## Start STORED ROWS
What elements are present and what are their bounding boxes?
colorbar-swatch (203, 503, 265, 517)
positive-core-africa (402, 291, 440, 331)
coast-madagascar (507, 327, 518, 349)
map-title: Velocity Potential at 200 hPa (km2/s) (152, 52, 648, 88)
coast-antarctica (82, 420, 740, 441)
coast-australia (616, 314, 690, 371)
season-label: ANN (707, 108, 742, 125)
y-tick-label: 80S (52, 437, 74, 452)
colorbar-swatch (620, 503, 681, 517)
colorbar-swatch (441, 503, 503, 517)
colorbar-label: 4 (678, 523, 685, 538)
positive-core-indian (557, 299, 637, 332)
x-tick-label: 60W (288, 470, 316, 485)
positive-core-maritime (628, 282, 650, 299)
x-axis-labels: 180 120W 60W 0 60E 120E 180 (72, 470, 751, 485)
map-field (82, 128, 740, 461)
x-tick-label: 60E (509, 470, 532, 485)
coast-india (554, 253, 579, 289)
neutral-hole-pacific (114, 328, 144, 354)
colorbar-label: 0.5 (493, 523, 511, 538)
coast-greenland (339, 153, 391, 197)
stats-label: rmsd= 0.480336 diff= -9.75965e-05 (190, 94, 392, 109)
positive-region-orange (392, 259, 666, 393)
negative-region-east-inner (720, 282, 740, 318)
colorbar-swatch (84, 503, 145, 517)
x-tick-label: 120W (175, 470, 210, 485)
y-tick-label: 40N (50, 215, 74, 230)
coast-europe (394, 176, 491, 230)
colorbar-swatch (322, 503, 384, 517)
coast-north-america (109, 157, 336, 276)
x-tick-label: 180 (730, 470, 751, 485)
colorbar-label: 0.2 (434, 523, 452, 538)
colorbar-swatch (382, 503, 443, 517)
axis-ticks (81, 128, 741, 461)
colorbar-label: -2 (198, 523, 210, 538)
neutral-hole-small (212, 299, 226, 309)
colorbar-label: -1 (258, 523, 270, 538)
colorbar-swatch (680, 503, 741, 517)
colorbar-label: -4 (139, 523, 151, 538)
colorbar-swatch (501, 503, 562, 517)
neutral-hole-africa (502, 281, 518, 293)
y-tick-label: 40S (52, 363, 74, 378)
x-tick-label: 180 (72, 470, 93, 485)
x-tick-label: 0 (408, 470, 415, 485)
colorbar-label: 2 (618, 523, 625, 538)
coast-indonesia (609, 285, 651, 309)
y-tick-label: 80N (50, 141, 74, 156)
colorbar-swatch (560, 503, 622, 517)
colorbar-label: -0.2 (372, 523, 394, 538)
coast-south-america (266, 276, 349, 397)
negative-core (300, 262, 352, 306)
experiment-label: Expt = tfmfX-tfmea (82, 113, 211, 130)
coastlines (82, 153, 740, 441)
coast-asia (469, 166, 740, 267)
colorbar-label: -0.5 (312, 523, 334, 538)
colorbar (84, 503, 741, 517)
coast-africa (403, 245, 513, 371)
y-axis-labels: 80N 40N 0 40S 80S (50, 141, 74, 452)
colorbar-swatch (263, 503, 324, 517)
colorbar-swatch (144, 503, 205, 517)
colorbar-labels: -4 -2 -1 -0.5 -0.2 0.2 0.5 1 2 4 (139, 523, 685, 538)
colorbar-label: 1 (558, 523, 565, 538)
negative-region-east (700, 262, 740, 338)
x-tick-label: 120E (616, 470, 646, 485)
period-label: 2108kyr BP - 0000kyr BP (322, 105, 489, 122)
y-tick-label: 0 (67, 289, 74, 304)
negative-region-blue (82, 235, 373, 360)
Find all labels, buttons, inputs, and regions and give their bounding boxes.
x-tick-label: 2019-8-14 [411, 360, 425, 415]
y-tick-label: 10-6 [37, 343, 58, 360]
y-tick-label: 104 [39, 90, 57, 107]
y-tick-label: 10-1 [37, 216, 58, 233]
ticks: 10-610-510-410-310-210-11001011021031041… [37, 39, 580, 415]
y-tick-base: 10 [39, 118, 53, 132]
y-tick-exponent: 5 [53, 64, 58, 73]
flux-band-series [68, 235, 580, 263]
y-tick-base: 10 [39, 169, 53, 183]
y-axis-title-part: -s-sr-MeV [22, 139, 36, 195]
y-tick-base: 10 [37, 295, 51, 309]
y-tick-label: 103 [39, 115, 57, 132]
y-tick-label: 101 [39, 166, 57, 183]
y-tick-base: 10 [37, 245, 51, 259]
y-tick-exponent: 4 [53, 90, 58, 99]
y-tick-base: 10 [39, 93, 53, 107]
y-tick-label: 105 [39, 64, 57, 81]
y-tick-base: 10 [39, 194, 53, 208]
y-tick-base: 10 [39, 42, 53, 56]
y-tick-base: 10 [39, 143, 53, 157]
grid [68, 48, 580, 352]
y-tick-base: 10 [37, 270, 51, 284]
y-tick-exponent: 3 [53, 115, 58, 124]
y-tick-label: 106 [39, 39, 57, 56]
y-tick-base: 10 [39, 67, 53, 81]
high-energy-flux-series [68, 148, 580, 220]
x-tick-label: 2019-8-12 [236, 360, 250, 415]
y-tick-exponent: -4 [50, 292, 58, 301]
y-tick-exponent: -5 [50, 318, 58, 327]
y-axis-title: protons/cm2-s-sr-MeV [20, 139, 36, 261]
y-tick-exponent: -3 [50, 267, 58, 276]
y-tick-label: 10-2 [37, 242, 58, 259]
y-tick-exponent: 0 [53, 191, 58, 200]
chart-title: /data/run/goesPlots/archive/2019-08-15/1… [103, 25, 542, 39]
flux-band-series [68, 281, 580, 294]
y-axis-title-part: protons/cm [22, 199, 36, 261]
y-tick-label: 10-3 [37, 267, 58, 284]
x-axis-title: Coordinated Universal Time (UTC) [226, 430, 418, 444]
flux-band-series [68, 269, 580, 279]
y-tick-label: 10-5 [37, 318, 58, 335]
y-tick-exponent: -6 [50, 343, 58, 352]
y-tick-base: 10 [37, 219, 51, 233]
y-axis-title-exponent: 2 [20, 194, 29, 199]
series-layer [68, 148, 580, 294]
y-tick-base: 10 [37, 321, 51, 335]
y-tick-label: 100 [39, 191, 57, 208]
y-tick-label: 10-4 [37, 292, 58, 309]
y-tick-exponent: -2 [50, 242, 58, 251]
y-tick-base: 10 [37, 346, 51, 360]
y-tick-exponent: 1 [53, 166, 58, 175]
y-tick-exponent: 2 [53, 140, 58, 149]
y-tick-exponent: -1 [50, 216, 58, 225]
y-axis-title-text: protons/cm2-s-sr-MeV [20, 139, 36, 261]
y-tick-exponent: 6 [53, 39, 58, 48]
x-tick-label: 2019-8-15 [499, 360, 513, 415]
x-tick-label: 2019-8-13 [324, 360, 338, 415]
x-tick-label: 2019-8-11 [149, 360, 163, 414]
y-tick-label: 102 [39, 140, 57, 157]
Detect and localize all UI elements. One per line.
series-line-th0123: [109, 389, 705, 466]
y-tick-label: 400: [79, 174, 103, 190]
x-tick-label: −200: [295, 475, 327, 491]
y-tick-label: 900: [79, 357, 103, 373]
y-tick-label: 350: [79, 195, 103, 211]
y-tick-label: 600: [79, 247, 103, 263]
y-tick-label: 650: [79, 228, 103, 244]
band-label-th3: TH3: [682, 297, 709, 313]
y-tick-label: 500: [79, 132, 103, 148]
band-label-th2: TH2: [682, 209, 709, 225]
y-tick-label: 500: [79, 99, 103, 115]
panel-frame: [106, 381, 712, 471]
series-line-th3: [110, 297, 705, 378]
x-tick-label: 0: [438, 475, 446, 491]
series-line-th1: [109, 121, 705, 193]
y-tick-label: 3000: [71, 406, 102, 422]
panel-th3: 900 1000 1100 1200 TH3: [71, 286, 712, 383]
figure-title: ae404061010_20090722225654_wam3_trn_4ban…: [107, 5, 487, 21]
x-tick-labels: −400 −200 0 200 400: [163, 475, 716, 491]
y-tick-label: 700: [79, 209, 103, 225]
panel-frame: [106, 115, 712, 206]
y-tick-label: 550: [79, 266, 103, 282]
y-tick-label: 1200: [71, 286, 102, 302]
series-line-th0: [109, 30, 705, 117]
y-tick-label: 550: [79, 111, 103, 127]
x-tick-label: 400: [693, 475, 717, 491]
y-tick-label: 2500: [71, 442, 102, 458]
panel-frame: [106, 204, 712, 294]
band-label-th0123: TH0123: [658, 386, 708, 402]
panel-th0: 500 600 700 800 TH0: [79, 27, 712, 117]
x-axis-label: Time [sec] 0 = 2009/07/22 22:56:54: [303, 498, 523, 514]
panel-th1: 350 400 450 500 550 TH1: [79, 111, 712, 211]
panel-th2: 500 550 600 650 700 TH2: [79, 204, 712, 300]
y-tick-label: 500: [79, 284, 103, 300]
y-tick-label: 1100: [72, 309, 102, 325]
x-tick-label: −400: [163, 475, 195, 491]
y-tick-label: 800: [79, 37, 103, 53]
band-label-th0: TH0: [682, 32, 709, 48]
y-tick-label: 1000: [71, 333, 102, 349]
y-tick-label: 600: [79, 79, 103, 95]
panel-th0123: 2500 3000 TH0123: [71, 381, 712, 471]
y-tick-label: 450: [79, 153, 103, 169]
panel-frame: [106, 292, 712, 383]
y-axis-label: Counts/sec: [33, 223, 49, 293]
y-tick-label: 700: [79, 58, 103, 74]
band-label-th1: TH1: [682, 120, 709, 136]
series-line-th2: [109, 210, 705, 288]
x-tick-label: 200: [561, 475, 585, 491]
## End STORED ROWS
→ DIRECTIONS FOR THIS TASK: Copy out the entries verbatim, starting at the first line and continuing up to and including the line with "x-tick-label: 120W (175, 470, 210, 485)".

→ RESPONSE FOR THIS EXERCISE:
What elements are present and what are their bounding boxes?
colorbar-swatch (203, 503, 265, 517)
positive-core-africa (402, 291, 440, 331)
coast-madagascar (507, 327, 518, 349)
map-title: Velocity Potential at 200 hPa (km2/s) (152, 52, 648, 88)
coast-antarctica (82, 420, 740, 441)
coast-australia (616, 314, 690, 371)
season-label: ANN (707, 108, 742, 125)
y-tick-label: 80S (52, 437, 74, 452)
colorbar-swatch (620, 503, 681, 517)
colorbar-swatch (441, 503, 503, 517)
colorbar-label: 4 (678, 523, 685, 538)
positive-core-indian (557, 299, 637, 332)
x-tick-label: 60W (288, 470, 316, 485)
positive-core-maritime (628, 282, 650, 299)
x-axis-labels: 180 120W 60W 0 60E 120E 180 (72, 470, 751, 485)
map-field (82, 128, 740, 461)
x-tick-label: 60E (509, 470, 532, 485)
coast-india (554, 253, 579, 289)
neutral-hole-pacific (114, 328, 144, 354)
colorbar-label: 0.5 (493, 523, 511, 538)
coast-greenland (339, 153, 391, 197)
stats-label: rmsd= 0.480336 diff= -9.75965e-05 (190, 94, 392, 109)
positive-region-orange (392, 259, 666, 393)
negative-region-east-inner (720, 282, 740, 318)
colorbar-swatch (84, 503, 145, 517)
x-tick-label: 120W (175, 470, 210, 485)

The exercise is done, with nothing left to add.